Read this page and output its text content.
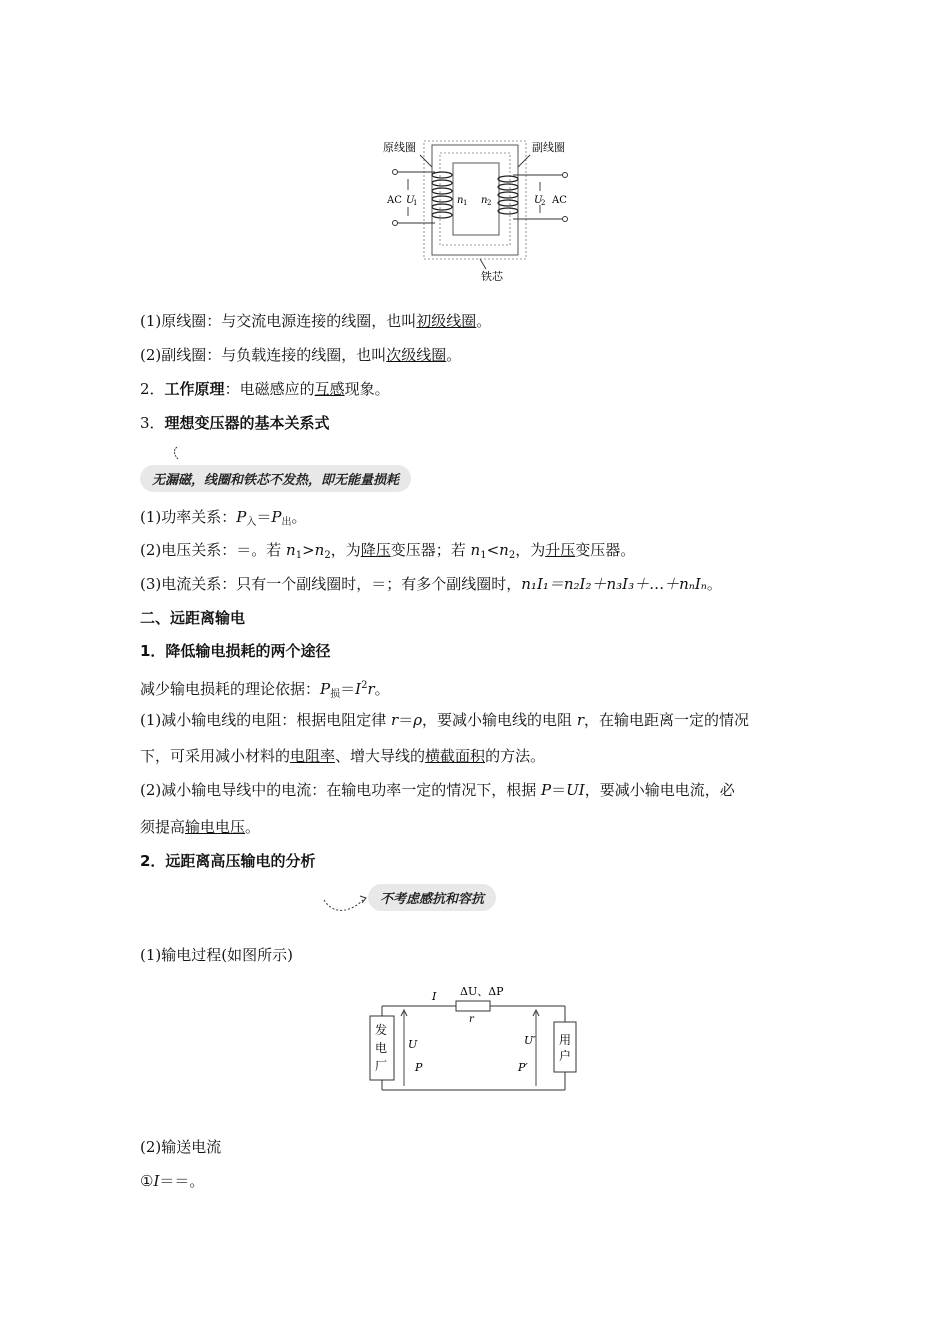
原线圈	副线圈
铁芯
AC U
1	U
2 AC
n 1 n 2
(1)原线圈：与交流电源连接的线圈，也叫初级线圈。
(2)副线圈：与负载连接的线圈，也叫次级线圈。
2．工作原理：电磁感应的互感现象。
3．理想变压器的基本关系式
无漏磁，线圈和铁芯不发热，即无能量损耗
(1)功率关系：$P_入=P_出$。
(2)电压关系：＝。若 $n_1>n_2$，为降压变压器；若 $n_1<n_2$，为升压变压器。
(3)电流关系：只有一个副线圈时，＝；有多个副线圈时，n₁I₁＝n₂I₂＋n₃I₃＋…＋nₙIₙ。
二、远距离输电
1．降低输电损耗的两个途径
减少输电损耗的理论依据：$P_损=I^2r$。
(1)减小输电线的电阻：根据电阻定律 r＝ρ，要减小输电线的电阻 r，在输电距离一定的情况
下，可采用减小材料的电阻率、增大导线的横截面积的方法。
(2)减小输电导线中的电流：在输电功率一定的情况下，根据 P＝UI，要减小输电电流，必
须提高输电电压。
2．远距离高压输电的分析
不考虑感抗和容抗
(1)输电过程(如图所示)
发
电
厂
用
户
I ΔU、ΔP
r
U
P
U′
P′
(2)输送电流
①I＝＝。
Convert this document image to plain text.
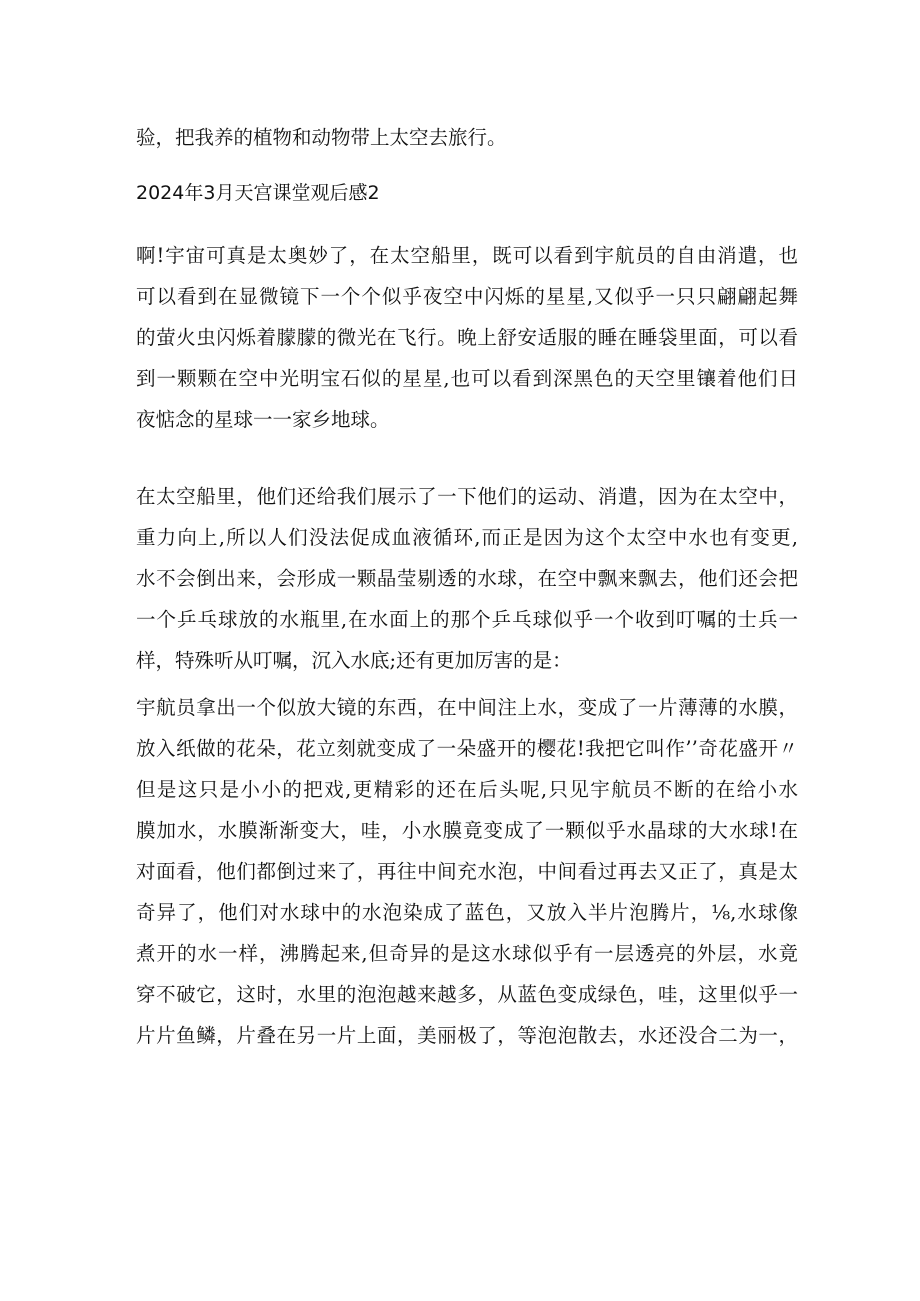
验，把我养的植物和动物带上太空去旅行。
2024年3月天宫课堂观后感2
啊!宇宙可真是太奥妙了，在太空船里，既可以看到宇航员的自由消遣，也
可以看到在显微镜下一个个似乎夜空中闪烁的星星,又似乎一只只翩翩起舞
的萤火虫闪烁着朦朦的微光在飞行。晚上舒安适服的睡在睡袋里面，可以看
到一颗颗在空中光明宝石似的星星,也可以看到深黑色的天空里镶着他们日
夜惦念的星球一一家乡地球。
在太空船里，他们还给我们展示了一下他们的运动、消遣，因为在太空中，
重力向上,所以人们没法促成血液循环,而正是因为这个太空中水也有变更,
水不会倒出来，会形成一颗晶莹剔透的水球，在空中飘来飘去，他们还会把
一个乒乓球放的水瓶里,在水面上的那个乒乓球似乎一个收到叮嘱的士兵一
样，特殊听从叮嘱，沉入水底;还有更加厉害的是：
宇航员拿出一个似放大镜的东西，在中间注上水，变成了一片薄薄的水膜，
放入纸做的花朵，花立刻就变成了一朵盛开的樱花!我把它叫作’’奇花盛开〃
但是这只是小小的把戏,更精彩的还在后头呢,只见宇航员不断的在给小水
膜加水，水膜渐渐变大，哇，小水膜竟变成了一颗似乎水晶球的大水球!在
对面看，他们都倒过来了，再往中间充水泡，中间看过再去又正了，真是太
奇异了，他们对水球中的水泡染成了蓝色，又放入半片泡腾片，⅛,水球像
煮开的水一样，沸腾起来,但奇异的是这水球似乎有一层透亮的外层，水竟
穿不破它，这时，水里的泡泡越来越多，从蓝色变成绿色，哇，这里似乎一
片片鱼鳞，片叠在另一片上面，美丽极了，等泡泡散去，水还没合二为一，
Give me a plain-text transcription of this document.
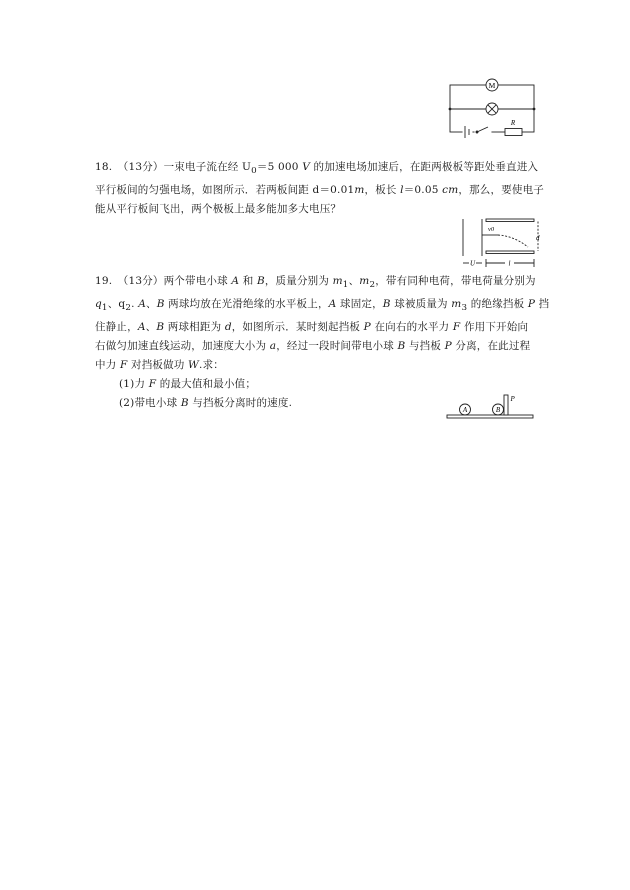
M
R
18.　（13分）一束电子流在经 $U_0=5$ 000 V 的加速电场加速后，在距两极板等距处垂直进入
平行板间的匀强电场，如图所示．若两板间距 d＝0.01m，板长 l＝0.05 cm，那么，要使电子
能从平行板间飞出，两个极板上最多能加多大电压？
v0
d
U	l
19.　（13分）两个带电小球 A 和 B，质量分别为 $m_1$、$m_2$，带有同种电荷，带电荷量分别为
$q_1$、$q_2$. A、B 两球均放在光滑绝缘的水平板上，A 球固定，B 球被质量为 $m_3$ 的绝缘挡板 P 挡
住静止，A、B 两球相距为 d，如图所示．某时刻起挡板 P 在向右的水平力 F 作用下开始向
右做匀加速直线运动，加速度大小为 a，经过一段时间带电小球 B 与挡板 P 分离，在此过程
中力 F 对挡板做功 W.求：
(1)力 F 的最大值和最小值；
(2)带电小球 B 与挡板分离时的速度.
A	B
P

——————————

Exercise requirements:
Show the lines where the word "text" appears in the entries.

The completed task:
Read this page and output its text content.
Convert this document image to plain text.
Give me a plain-text transcription of this document.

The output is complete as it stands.